§ **Elenco dei compiti**
a - Rispondi alle seguenti domande in base al testo sulla mobilità nel Pubblico Impiego:
(i) Quale norma regola la mobilità volontaria?
(ii) Quale requisito è richiesto tra le due attività per effettuare il passaggio?
(iii) A quale Amministrazione occorre chiedere infine il nulla osta?
b - Stampa la parte del testo sulla mobilità nel Pubblico Impiego compresa tra "Per innescare il" e "notizia agli interessati.", estremi inclusi.
c - Prosegui il testo sulla mobilità nel Pubblico Impiego dal punto in cui si interrompe.

Mobilità nel Pubblico Impiego I dipendenti delle pubbliche amministrazioni possono scambiare il proprio posto di lavoro con quello di altri dipendenti pubblici interessati. Questi passaggi prendono il nome di mobilità nel Pubblico Impiego. Riconosciamo due tipi di mobilità:
• La mobilità volontaria (regolata dall'art.30 del decreto legislativo 30 marzo 2001, n.165) autorizza i dipendenti pubblici al passaggio diretto tra Amministrazioni diverse.
• Per effettuare il passaggio è richiesta la stessa qualifica, ma non lo stesso profilo professionale, tra le due attività da sostituire.
Per innescare il meccanismo bisogna inviare la domanda di trasferimento alla propria Amministrazione: una lettera in cui si spiegano i motivi del passaggio che si desidera compiere. Molti enti raccolgono le richieste e non appena si presenta la possibilità ne danno notizia agli interessati.
L’Amministrazione comunica alle altre Amministrazioni l'elenco dei posti che intendono coprire nel corso dell'anno (è d’uopo informarsi e consultare questi elenchi). Se c'è un posto che interessa si può inviare all'Amministrazione la richiesta (allegando il curriculum).
L'Amministrazione ricevente fissa un colloquio per accertare se le competenze del candidato rispondono alle esigenze del posto da ricoprire. Infine occorre chiedere il nulla osta all'Amministrazione di appartenenza.

§ **Estratti dei dati**
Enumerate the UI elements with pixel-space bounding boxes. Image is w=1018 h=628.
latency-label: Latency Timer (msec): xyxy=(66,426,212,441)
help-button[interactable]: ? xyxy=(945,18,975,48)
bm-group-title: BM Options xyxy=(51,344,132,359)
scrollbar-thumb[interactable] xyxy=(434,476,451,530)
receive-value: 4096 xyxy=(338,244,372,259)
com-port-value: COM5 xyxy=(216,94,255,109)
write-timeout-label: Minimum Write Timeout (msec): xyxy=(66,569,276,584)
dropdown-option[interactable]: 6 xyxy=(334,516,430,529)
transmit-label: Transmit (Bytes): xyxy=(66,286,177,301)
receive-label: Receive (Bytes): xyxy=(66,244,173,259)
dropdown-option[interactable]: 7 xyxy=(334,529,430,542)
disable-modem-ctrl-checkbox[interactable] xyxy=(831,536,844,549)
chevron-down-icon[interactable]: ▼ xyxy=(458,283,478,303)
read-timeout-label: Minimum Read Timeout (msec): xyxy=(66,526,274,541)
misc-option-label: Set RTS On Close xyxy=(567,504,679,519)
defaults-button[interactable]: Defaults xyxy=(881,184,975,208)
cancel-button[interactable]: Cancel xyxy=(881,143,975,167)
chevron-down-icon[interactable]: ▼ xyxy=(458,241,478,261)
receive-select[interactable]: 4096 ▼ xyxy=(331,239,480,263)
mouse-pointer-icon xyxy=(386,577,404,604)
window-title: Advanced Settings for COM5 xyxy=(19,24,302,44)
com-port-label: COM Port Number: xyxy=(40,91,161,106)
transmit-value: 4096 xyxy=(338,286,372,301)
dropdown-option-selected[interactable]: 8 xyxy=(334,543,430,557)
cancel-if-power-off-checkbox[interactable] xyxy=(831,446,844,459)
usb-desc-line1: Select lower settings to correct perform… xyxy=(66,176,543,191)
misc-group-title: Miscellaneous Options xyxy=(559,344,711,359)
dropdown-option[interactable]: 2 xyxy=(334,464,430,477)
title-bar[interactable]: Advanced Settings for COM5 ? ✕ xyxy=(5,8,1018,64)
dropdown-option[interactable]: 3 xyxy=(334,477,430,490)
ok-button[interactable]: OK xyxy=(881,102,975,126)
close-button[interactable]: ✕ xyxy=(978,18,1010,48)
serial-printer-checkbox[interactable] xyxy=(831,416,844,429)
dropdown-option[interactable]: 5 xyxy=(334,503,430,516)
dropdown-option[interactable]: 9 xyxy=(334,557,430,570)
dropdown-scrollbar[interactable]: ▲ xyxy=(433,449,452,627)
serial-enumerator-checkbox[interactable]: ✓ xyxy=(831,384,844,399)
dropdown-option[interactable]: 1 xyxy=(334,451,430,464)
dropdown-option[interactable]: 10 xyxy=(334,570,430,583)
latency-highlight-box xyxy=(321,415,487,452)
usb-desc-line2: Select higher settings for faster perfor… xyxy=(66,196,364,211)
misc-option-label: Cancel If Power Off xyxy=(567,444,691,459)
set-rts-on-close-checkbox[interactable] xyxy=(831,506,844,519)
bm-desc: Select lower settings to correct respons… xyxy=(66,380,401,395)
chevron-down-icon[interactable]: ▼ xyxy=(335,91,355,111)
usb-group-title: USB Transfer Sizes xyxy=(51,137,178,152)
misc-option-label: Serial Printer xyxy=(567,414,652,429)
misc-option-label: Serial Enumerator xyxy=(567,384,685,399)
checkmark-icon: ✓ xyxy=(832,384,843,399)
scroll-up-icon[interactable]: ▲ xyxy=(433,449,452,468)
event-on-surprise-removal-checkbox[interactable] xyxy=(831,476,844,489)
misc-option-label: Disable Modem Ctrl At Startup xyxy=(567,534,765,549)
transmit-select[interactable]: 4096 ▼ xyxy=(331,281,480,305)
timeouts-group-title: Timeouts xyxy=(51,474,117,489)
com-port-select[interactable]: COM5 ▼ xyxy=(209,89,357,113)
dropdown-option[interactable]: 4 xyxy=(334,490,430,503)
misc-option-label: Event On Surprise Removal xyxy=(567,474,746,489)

§ **Risultati per compito**
a -
(i) L'art.30 del decreto legislativo 30 marzo 2001, n.165.
(ii) La stessa qualifica, ma non lo stesso profilo professionale.
(iii) All'Amministrazione di appartenenza.

b -
Per innescare il meccanismo bisogna inviare la domanda di trasferimento alla propria Amministrazione: una lettera in cui si spiegano i motivi del passaggio che si desidera compiere. Molti enti raccolgono le richieste e non appena si presenta la possibilità ne danno notizia agli interessati.

c -
La mobilità non è un diritto completamente slegato dall’anzianità di servizio: l'ultima parola resta sempre all'amministrazione di appartenenza che può negarla al proprio dipendente. Esiste poi la mobilità compensativa (cioè la possibilità di uno scambio di dipendenti di diverso comparto). L’importante è che esista l'accordo tra le amministrazioni di appartenenza.
Le amministrazioni possono decidere quali mansioni sono identiche ai fini della mobilità. Per lo scambio è necessario trovare una persona di pari qualifica e profilo professionale interessata. Entrambi devono inviare una lettera all'ufficio personale dell'ente, nella quale si chiede di essere trasferiti. La lettera va spedita per conoscenza anche alla propria amministrazione di appartenenza.
Dopo che i colloqui hanno avuto esito positivo, l'ente scriverà a quello presso il quale si lavora, chiedendo il nullaosta al trasferimento. A questo punto, l'amministrazione di appartenenza dovrà rispondere accordando o negando il nullaosta.